| Directions for this task |
Reproduce the listing verbatim.

[Some records]
*-*-*
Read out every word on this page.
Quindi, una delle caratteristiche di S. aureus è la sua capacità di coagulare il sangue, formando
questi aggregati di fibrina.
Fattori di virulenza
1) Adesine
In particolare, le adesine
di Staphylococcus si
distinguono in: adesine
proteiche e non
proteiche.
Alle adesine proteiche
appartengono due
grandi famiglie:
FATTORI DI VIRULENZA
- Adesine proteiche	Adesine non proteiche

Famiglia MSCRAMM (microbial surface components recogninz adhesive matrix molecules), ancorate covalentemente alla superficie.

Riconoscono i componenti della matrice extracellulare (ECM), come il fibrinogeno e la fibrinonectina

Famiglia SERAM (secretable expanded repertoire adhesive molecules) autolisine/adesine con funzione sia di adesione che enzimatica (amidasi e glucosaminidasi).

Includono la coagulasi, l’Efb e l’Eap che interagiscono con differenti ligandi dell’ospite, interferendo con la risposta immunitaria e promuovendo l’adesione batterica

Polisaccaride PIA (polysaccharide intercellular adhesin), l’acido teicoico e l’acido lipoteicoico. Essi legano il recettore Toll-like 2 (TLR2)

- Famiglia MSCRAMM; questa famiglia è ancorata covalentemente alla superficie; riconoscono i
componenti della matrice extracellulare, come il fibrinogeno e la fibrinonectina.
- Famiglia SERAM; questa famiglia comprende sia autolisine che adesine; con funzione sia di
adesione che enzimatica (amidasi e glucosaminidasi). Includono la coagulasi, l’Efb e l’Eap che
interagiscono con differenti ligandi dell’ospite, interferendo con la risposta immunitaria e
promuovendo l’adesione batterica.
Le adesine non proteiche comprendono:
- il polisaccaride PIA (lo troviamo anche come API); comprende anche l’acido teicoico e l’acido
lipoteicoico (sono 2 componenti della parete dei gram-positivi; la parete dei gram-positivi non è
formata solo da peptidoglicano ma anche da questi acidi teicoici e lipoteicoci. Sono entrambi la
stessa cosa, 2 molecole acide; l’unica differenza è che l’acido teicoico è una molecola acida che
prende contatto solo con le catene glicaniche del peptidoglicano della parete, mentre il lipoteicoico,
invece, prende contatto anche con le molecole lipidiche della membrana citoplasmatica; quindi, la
*-*-*
| The output |
Read out every word on this page.
Quindi, una delle caratteristiche di S. aureus è la sua capacità di coagulare il sangue, formando
questi aggregati di fibrina.
Fattori di virulenza
1) Adesine
In particolare, le adesine
di Staphylococcus si
distinguono in: adesine
proteiche e non
proteiche.
Alle adesine proteiche
appartengono due
grandi famiglie:
FATTORI DI VIRULENZA
- Adesine proteiche	Adesine non proteiche

Famiglia MSCRAMM (microbial surface components recogninz adhesive matrix molecules), ancorate covalentemente alla superficie.

Riconoscono i componenti della matrice extracellulare (ECM), come il fibrinogeno e la fibrinonectina

Famiglia SERAM (secretable expanded repertoire adhesive molecules) autolisine/adesine con funzione sia di adesione che enzimatica (amidasi e glucosaminidasi).

Includono la coagulasi, l’Efb e l’Eap che interagiscono con differenti ligandi dell’ospite, interferendo con la risposta immunitaria e promuovendo l’adesione batterica

Polisaccaride PIA (polysaccharide intercellular adhesin), l’acido teicoico e l’acido lipoteicoico. Essi legano il recettore Toll-like 2 (TLR2)

- Famiglia MSCRAMM; questa famiglia è ancorata covalentemente alla superficie; riconoscono i
componenti della matrice extracellulare, come il fibrinogeno e la fibrinonectina.
- Famiglia SERAM; questa famiglia comprende sia autolisine che adesine; con funzione sia di
adesione che enzimatica (amidasi e glucosaminidasi). Includono la coagulasi, l’Efb e l’Eap che
interagiscono con differenti ligandi dell’ospite, interferendo con la risposta immunitaria e
promuovendo l’adesione batterica.
Le adesine non proteiche comprendono:
- il polisaccaride PIA (lo troviamo anche come API); comprende anche l’acido teicoico e l’acido
lipoteicoico (sono 2 componenti della parete dei gram-positivi; la parete dei gram-positivi non è
formata solo da peptidoglicano ma anche da questi acidi teicoici e lipoteicoci. Sono entrambi la
stessa cosa, 2 molecole acide; l’unica differenza è che l’acido teicoico è una molecola acida che
prende contatto solo con le catene glicaniche del peptidoglicano della parete, mentre il lipoteicoico,
invece, prende contatto anche con le molecole lipidiche della membrana citoplasmatica; quindi, la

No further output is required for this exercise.